▸ **Your goal**
Write out all of the entries exactly as given.

▸ **Provided records**
_ _ _

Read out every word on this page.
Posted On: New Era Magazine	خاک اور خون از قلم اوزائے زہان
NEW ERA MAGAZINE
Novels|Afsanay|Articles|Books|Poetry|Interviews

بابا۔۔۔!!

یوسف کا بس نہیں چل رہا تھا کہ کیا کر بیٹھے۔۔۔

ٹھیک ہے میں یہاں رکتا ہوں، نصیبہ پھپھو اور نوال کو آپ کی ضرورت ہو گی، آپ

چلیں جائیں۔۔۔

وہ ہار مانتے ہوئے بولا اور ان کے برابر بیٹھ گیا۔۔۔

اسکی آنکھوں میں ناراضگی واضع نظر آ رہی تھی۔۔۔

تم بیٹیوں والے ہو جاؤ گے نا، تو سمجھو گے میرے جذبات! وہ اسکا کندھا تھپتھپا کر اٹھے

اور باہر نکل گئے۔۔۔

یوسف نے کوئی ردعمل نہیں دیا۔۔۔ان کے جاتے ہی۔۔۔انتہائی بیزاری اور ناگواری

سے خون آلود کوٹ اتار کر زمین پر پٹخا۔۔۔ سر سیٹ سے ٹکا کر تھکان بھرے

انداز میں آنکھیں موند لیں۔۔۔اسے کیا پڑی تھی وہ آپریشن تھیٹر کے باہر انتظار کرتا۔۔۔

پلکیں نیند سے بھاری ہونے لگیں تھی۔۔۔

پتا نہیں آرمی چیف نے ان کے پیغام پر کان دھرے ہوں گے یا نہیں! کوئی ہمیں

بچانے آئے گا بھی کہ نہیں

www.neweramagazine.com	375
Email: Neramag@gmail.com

_ _ _

▸ **Solution to this exercise**
Read out every word on this page.
Posted On: New Era Magazine	خاک اور خون از قلم اوزائے زہان
NEW ERA MAGAZINE
Novels|Afsanay|Articles|Books|Poetry|Interviews

بابا۔۔۔!!

یوسف کا بس نہیں چل رہا تھا کہ کیا کر بیٹھے۔۔۔

ٹھیک ہے میں یہاں رکتا ہوں، نصیبہ پھپھو اور نوال کو آپ کی ضرورت ہو گی، آپ

چلیں جائیں۔۔۔

وہ ہار مانتے ہوئے بولا اور ان کے برابر بیٹھ گیا۔۔۔

اسکی آنکھوں میں ناراضگی واضع نظر آ رہی تھی۔۔۔

تم بیٹیوں والے ہو جاؤ گے نا، تو سمجھو گے میرے جذبات! وہ اسکا کندھا تھپتھپا کر اٹھے

اور باہر نکل گئے۔۔۔

یوسف نے کوئی ردعمل نہیں دیا۔۔۔ان کے جاتے ہی۔۔۔انتہائی بیزاری اور ناگواری

سے خون آلود کوٹ اتار کر زمین پر پٹخا۔۔۔ سر سیٹ سے ٹکا کر تھکان بھرے

انداز میں آنکھیں موند لیں۔۔۔اسے کیا پڑی تھی وہ آپریشن تھیٹر کے باہر انتظار کرتا۔۔۔

پلکیں نیند سے بھاری ہونے لگیں تھی۔۔۔

پتا نہیں آرمی چیف نے ان کے پیغام پر کان دھرے ہوں گے یا نہیں! کوئی ہمیں

بچانے آئے گا بھی کہ نہیں

www.neweramagazine.com	375
Email: Neramag@gmail.com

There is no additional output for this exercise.